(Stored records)

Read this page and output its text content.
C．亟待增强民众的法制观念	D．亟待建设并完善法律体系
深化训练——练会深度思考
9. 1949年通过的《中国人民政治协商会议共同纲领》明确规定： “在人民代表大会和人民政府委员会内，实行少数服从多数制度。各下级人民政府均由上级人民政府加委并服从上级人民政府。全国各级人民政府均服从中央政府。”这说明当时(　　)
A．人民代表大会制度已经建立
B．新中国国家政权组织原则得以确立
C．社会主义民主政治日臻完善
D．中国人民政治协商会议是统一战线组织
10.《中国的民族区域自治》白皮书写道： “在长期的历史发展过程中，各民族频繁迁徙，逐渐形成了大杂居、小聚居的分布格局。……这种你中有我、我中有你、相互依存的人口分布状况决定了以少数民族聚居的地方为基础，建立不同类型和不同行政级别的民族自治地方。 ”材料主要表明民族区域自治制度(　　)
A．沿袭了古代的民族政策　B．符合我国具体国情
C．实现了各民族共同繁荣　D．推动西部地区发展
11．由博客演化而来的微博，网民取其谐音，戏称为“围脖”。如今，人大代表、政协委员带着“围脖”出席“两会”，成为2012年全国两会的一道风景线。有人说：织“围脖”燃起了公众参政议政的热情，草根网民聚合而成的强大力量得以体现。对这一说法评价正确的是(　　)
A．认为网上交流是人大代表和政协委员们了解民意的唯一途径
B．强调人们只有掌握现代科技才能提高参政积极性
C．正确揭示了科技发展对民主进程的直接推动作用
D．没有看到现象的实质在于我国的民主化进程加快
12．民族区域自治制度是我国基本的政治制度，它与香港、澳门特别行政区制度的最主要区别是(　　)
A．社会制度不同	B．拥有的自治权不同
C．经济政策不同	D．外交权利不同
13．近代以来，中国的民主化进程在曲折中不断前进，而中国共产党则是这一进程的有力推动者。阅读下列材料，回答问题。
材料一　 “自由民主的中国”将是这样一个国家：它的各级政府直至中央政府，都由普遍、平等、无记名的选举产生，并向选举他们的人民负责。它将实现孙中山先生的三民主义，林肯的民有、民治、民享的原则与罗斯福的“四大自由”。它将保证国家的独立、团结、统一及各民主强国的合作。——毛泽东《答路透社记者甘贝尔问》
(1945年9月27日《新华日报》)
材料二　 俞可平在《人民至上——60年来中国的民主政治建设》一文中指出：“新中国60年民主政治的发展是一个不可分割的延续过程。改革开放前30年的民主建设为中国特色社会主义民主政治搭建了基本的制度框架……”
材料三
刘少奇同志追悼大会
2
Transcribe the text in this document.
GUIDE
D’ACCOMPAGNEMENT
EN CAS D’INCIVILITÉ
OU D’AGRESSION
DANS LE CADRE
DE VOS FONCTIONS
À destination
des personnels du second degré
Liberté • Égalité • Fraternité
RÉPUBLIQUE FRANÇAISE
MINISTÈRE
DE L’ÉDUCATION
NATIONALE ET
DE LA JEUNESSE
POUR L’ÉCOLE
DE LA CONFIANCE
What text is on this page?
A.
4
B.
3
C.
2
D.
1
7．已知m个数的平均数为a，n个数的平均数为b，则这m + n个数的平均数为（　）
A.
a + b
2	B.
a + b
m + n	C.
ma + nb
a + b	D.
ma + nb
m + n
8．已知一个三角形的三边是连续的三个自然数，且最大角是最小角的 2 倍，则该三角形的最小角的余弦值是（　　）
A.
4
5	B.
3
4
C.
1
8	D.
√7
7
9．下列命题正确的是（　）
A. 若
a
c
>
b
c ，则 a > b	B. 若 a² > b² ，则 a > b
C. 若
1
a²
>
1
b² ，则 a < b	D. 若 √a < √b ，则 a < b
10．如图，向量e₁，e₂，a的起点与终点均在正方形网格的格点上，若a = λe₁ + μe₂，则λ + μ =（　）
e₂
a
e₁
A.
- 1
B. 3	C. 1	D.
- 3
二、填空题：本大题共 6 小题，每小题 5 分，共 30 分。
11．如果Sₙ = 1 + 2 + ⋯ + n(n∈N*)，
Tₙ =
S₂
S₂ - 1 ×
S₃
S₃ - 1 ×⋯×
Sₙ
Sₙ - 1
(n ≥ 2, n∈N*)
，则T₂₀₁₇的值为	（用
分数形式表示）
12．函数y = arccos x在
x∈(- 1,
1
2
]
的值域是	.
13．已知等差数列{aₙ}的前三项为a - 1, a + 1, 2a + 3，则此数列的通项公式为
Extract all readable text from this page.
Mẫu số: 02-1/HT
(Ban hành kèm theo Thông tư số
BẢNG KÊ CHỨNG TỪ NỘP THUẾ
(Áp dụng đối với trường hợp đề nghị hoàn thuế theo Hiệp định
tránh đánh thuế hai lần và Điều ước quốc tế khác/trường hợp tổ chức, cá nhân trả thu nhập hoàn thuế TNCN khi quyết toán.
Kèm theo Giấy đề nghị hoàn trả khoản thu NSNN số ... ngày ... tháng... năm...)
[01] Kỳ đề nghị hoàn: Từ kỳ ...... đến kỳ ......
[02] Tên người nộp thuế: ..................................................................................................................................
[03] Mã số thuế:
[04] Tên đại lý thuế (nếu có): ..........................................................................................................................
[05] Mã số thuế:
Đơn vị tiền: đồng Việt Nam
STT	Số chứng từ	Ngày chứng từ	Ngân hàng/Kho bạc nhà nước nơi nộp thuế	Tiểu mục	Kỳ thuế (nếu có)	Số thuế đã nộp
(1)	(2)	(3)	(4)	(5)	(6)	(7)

What to produce —
Write out the entire listing exactly.

Solution below —
Read this page and output its text content.
C．亟待增强民众的法制观念	D．亟待建设并完善法律体系
深化训练——练会深度思考
9. 1949年通过的《中国人民政治协商会议共同纲领》明确规定： “在人民代表大会和人民政府委员会内，实行少数服从多数制度。各下级人民政府均由上级人民政府加委并服从上级人民政府。全国各级人民政府均服从中央政府。”这说明当时(　　)
A．人民代表大会制度已经建立
B．新中国国家政权组织原则得以确立
C．社会主义民主政治日臻完善
D．中国人民政治协商会议是统一战线组织
10.《中国的民族区域自治》白皮书写道： “在长期的历史发展过程中，各民族频繁迁徙，逐渐形成了大杂居、小聚居的分布格局。……这种你中有我、我中有你、相互依存的人口分布状况决定了以少数民族聚居的地方为基础，建立不同类型和不同行政级别的民族自治地方。 ”材料主要表明民族区域自治制度(　　)
A．沿袭了古代的民族政策　B．符合我国具体国情
C．实现了各民族共同繁荣　D．推动西部地区发展
11．由博客演化而来的微博，网民取其谐音，戏称为“围脖”。如今，人大代表、政协委员带着“围脖”出席“两会”，成为2012年全国两会的一道风景线。有人说：织“围脖”燃起了公众参政议政的热情，草根网民聚合而成的强大力量得以体现。对这一说法评价正确的是(　　)
A．认为网上交流是人大代表和政协委员们了解民意的唯一途径
B．强调人们只有掌握现代科技才能提高参政积极性
C．正确揭示了科技发展对民主进程的直接推动作用
D．没有看到现象的实质在于我国的民主化进程加快
12．民族区域自治制度是我国基本的政治制度，它与香港、澳门特别行政区制度的最主要区别是(　　)
A．社会制度不同	B．拥有的自治权不同
C．经济政策不同	D．外交权利不同
13．近代以来，中国的民主化进程在曲折中不断前进，而中国共产党则是这一进程的有力推动者。阅读下列材料，回答问题。
材料一　 “自由民主的中国”将是这样一个国家：它的各级政府直至中央政府，都由普遍、平等、无记名的选举产生，并向选举他们的人民负责。它将实现孙中山先生的三民主义，林肯的民有、民治、民享的原则与罗斯福的“四大自由”。它将保证国家的独立、团结、统一及各民主强国的合作。——毛泽东《答路透社记者甘贝尔问》
(1945年9月27日《新华日报》)
材料二　 俞可平在《人民至上——60年来中国的民主政治建设》一文中指出：“新中国60年民主政治的发展是一个不可分割的延续过程。改革开放前30年的民主建设为中国特色社会主义民主政治搭建了基本的制度框架……”
材料三
刘少奇同志追悼大会
2
Transcribe the text in this document.
GUIDE
D’ACCOMPAGNEMENT
EN CAS D’INCIVILITÉ
OU D’AGRESSION
DANS LE CADRE
DE VOS FONCTIONS
À destination
des personnels du second degré
Liberté • Égalité • Fraternité
RÉPUBLIQUE FRANÇAISE
MINISTÈRE
DE L’ÉDUCATION
NATIONALE ET
DE LA JEUNESSE
POUR L’ÉCOLE
DE LA CONFIANCE
What text is on this page?
A.
4
B.
3
C.
2
D.
1
7．已知m个数的平均数为a，n个数的平均数为b，则这m + n个数的平均数为（　）
A.
a + b
2	B.
a + b
m + n	C.
ma + nb
a + b	D.
ma + nb
m + n
8．已知一个三角形的三边是连续的三个自然数，且最大角是最小角的 2 倍，则该三角形的最小角的余弦值是（　　）
A.
4
5	B.
3
4
C.
1
8	D.
√7
7
9．下列命题正确的是（　）
A. 若
a
c
>
b
c ，则 a > b	B. 若 a² > b² ，则 a > b
C. 若
1
a²
>
1
b² ，则 a < b	D. 若 √a < √b ，则 a < b
10．如图，向量e₁，e₂，a的起点与终点均在正方形网格的格点上，若a = λe₁ + μe₂，则λ + μ =（　）
e₂
a
e₁
A.
- 1
B. 3	C. 1	D.
- 3
二、填空题：本大题共 6 小题，每小题 5 分，共 30 分。
11．如果Sₙ = 1 + 2 + ⋯ + n(n∈N*)，
Tₙ =
S₂
S₂ - 1 ×
S₃
S₃ - 1 ×⋯×
Sₙ
Sₙ - 1
(n ≥ 2, n∈N*)
，则T₂₀₁₇的值为	（用
分数形式表示）
12．函数y = arccos x在
x∈(- 1,
1
2
]
的值域是	.
13．已知等差数列{aₙ}的前三项为a - 1, a + 1, 2a + 3，则此数列的通项公式为
Extract all readable text from this page.
Mẫu số: 02-1/HT
(Ban hành kèm theo Thông tư số
BẢNG KÊ CHỨNG TỪ NỘP THUẾ
(Áp dụng đối với trường hợp đề nghị hoàn thuế theo Hiệp định
tránh đánh thuế hai lần và Điều ước quốc tế khác/trường hợp tổ chức, cá nhân trả thu nhập hoàn thuế TNCN khi quyết toán.
Kèm theo Giấy đề nghị hoàn trả khoản thu NSNN số ... ngày ... tháng... năm...)
[01] Kỳ đề nghị hoàn: Từ kỳ ...... đến kỳ ......
[02] Tên người nộp thuế: ..................................................................................................................................
[03] Mã số thuế:
[04] Tên đại lý thuế (nếu có): ..........................................................................................................................
[05] Mã số thuế:
Đơn vị tiền: đồng Việt Nam
STT	Số chứng từ	Ngày chứng từ	Ngân hàng/Kho bạc nhà nước nơi nộp thuế	Tiểu mục	Kỳ thuế (nếu có)	Số thuế đã nộp
(1)	(2)	(3)	(4)	(5)	(6)	(7)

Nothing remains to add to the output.